Given task
Below are some records. Say in a single number how many of their lines include the word "Home".

Material shown
□ □ □ □
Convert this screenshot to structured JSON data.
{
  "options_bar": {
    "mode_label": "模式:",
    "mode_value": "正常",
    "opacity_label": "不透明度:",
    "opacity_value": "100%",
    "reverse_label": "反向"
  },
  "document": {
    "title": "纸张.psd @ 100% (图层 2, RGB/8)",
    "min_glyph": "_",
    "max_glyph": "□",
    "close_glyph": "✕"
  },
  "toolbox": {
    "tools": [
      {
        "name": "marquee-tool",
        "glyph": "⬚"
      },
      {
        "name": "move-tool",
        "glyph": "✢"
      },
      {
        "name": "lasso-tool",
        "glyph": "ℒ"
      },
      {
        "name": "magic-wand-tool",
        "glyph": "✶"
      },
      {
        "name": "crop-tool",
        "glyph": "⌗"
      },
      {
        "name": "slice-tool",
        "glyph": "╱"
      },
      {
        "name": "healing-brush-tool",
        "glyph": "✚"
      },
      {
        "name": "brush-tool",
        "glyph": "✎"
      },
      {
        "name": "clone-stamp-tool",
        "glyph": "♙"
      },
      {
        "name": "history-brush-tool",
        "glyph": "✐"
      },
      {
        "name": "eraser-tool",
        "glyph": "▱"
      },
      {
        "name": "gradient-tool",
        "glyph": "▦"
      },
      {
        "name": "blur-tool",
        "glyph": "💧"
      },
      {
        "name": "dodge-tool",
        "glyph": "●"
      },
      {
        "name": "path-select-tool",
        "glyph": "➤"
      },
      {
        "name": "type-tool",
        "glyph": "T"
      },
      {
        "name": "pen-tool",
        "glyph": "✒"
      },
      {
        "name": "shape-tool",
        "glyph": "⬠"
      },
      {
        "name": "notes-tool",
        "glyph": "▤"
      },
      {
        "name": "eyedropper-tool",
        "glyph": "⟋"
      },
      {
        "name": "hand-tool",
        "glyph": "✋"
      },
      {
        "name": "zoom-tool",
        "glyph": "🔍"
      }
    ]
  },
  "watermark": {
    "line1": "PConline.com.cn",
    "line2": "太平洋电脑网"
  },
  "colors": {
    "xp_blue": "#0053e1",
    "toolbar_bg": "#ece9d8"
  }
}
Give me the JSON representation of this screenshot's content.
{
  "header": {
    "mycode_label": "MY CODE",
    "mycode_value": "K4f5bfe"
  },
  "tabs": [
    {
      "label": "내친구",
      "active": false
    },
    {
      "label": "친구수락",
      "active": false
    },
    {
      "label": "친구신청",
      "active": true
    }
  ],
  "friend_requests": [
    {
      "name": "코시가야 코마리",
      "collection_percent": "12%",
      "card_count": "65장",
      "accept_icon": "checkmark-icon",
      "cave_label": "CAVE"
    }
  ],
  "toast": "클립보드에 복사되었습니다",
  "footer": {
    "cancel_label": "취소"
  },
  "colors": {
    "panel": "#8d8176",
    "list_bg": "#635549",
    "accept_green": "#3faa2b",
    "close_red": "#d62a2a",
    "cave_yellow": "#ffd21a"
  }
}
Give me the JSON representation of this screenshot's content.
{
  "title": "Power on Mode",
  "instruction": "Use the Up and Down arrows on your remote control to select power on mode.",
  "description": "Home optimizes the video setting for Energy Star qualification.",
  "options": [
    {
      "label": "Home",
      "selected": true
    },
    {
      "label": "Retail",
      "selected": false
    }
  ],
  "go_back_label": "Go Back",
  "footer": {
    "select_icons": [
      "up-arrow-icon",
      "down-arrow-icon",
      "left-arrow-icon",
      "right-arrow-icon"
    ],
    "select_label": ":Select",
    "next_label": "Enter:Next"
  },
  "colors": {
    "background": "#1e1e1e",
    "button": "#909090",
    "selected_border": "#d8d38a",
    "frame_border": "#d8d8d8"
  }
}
□ □ □ □
Response for this exercise
2